:: Task goal ::
Write the records below out again exactly as given, with no images.

(Saved entries)
** BEGIN **

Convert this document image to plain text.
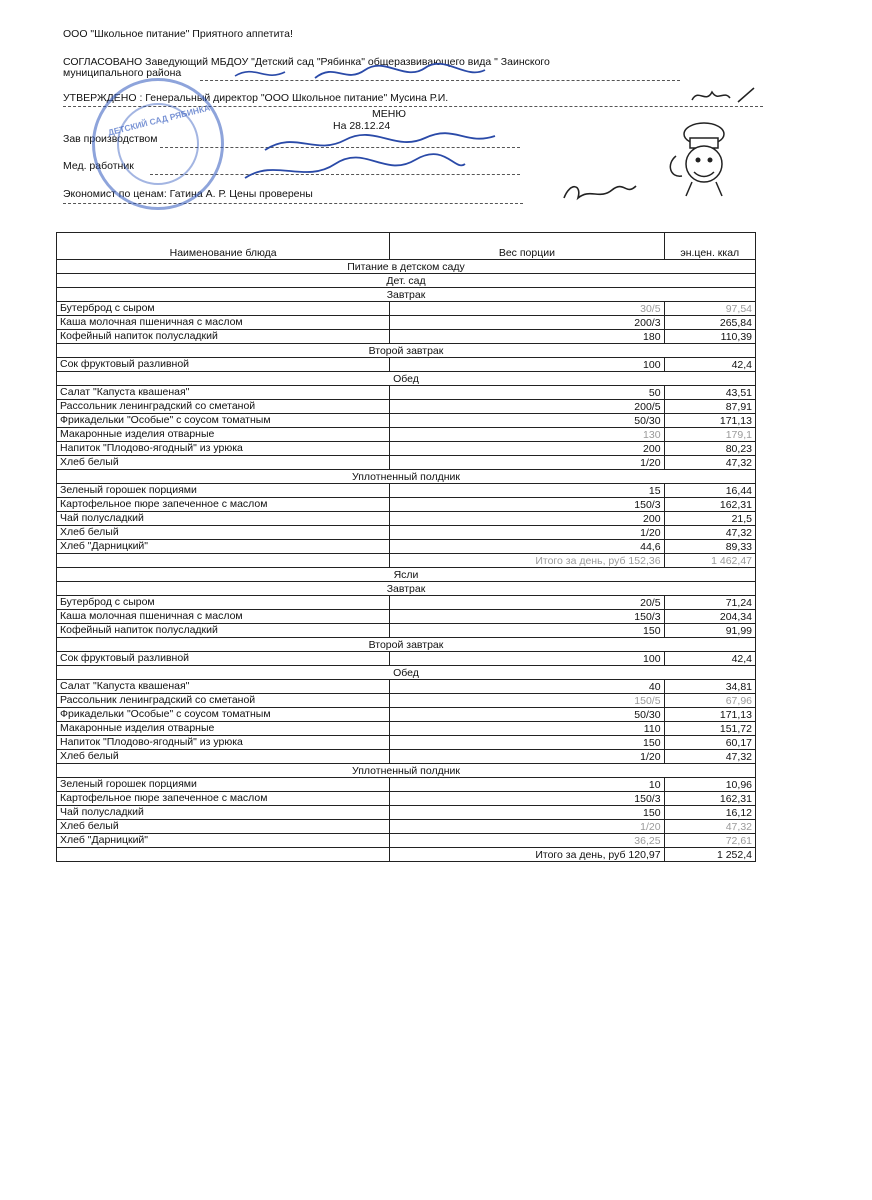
ООО "Школьное питание" Приятного аппетита!
СОГЛАСОВАНО Заведующий МБДОУ "Детский сад "Рябинка" общеразвивающего вида " Заинского
муниципального района
УТВЕРЖДЕНО : Генеральный директор "ООО Школьное питание" Мусина Р.И.
МЕНЮ
На 28.12.24
Зав производством
Мед. работник
Экономист по ценам: Гатина А. Р. Цены проверены
ДЕТСКИЙ САД РЯБИНКА
Наименование блюда	Вес порции	эн.цен. ккал
Питание в детском саду		
Дет. сад		
Завтрак		
Бутерброд с сыром	30/5	97,54
Каша молочная пшеничная с маслом	200/3	265,84
Кофейный напиток полусладкий	180	110,39
Второй завтрак		
Сок фруктовый разливной	100	42,4
Обед		
Салат "Капуста квашеная"	50	43,51
Рассольник ленинградский со сметаной	200/5	87,91
Фрикадельки "Особые" с соусом томатным	50/30	171,13
Макаронные изделия отварные	130	179,1
Напиток "Плодово-ягодный" из урюка	200	80,23
Хлеб белый	1/20	47,32
Уплотненный полдник		
Зеленый горошек порциями	15	16,44
Картофельное пюре запеченное с маслом	150/3	162,31
Чай полусладкий	200	21,5
Хлеб белый	1/20	47,32
Хлеб "Дарницкий"	44,6	89,33
	Итого за день, руб 152,36	1 462,47
Ясли		
Завтрак		
Бутерброд с сыром	20/5	71,24
Каша молочная пшеничная с маслом	150/3	204,34
Кофейный напиток полусладкий	150	91,99
Второй завтрак		
Сок фруктовый разливной	100	42,4
Обед		
Салат "Капуста квашеная"	40	34,81
Рассольник ленинградский со сметаной	150/5	67,96
Фрикадельки "Особые" с соусом томатным	50/30	171,13
Макаронные изделия отварные	110	151,72
Напиток "Плодово-ягодный" из урюка	150	60,17
Хлеб белый	1/20	47,32
Уплотненный полдник		
Зеленый горошек порциями	10	10,96
Картофельное пюре запеченное с маслом	150/3	162,31
Чай полусладкий	150	16,12
Хлеб белый	1/20	47,32
Хлеб "Дарницкий"	36,25	72,61
	Итого за день, руб 120,97	1 252,4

** END **

:: The completed task ::
Convert this document image to plain text.
ООО "Школьное питание" Приятного аппетита!
СОГЛАСОВАНО Заведующий МБДОУ "Детский сад "Рябинка" общеразвивающего вида " Заинского
муниципального района
УТВЕРЖДЕНО : Генеральный директор "ООО Школьное питание" Мусина Р.И.
МЕНЮ
На 28.12.24
Зав производством
Мед. работник
Экономист по ценам: Гатина А. Р. Цены проверены
ДЕТСКИЙ САД РЯБИНКА
Наименование блюда	Вес порции	эн.цен. ккал
Питание в детском саду		
Дет. сад		
Завтрак		
Бутерброд с сыром	30/5	97,54
Каша молочная пшеничная с маслом	200/3	265,84
Кофейный напиток полусладкий	180	110,39
Второй завтрак		
Сок фруктовый разливной	100	42,4
Обед		
Салат "Капуста квашеная"	50	43,51
Рассольник ленинградский со сметаной	200/5	87,91
Фрикадельки "Особые" с соусом томатным	50/30	171,13
Макаронные изделия отварные	130	179,1
Напиток "Плодово-ягодный" из урюка	200	80,23
Хлеб белый	1/20	47,32
Уплотненный полдник		
Зеленый горошек порциями	15	16,44
Картофельное пюре запеченное с маслом	150/3	162,31
Чай полусладкий	200	21,5
Хлеб белый	1/20	47,32
Хлеб "Дарницкий"	44,6	89,33
	Итого за день, руб 152,36	1 462,47
Ясли		
Завтрак		
Бутерброд с сыром	20/5	71,24
Каша молочная пшеничная с маслом	150/3	204,34
Кофейный напиток полусладкий	150	91,99
Второй завтрак		
Сок фруктовый разливной	100	42,4
Обед		
Салат "Капуста квашеная"	40	34,81
Рассольник ленинградский со сметаной	150/5	67,96
Фрикадельки "Особые" с соусом томатным	50/30	171,13
Макаронные изделия отварные	110	151,72
Напиток "Плодово-ягодный" из урюка	150	60,17
Хлеб белый	1/20	47,32
Уплотненный полдник		
Зеленый горошек порциями	10	10,96
Картофельное пюре запеченное с маслом	150/3	162,31
Чай полусладкий	150	16,12
Хлеб белый	1/20	47,32
Хлеб "Дарницкий"	36,25	72,61
	Итого за день, руб 120,97	1 252,4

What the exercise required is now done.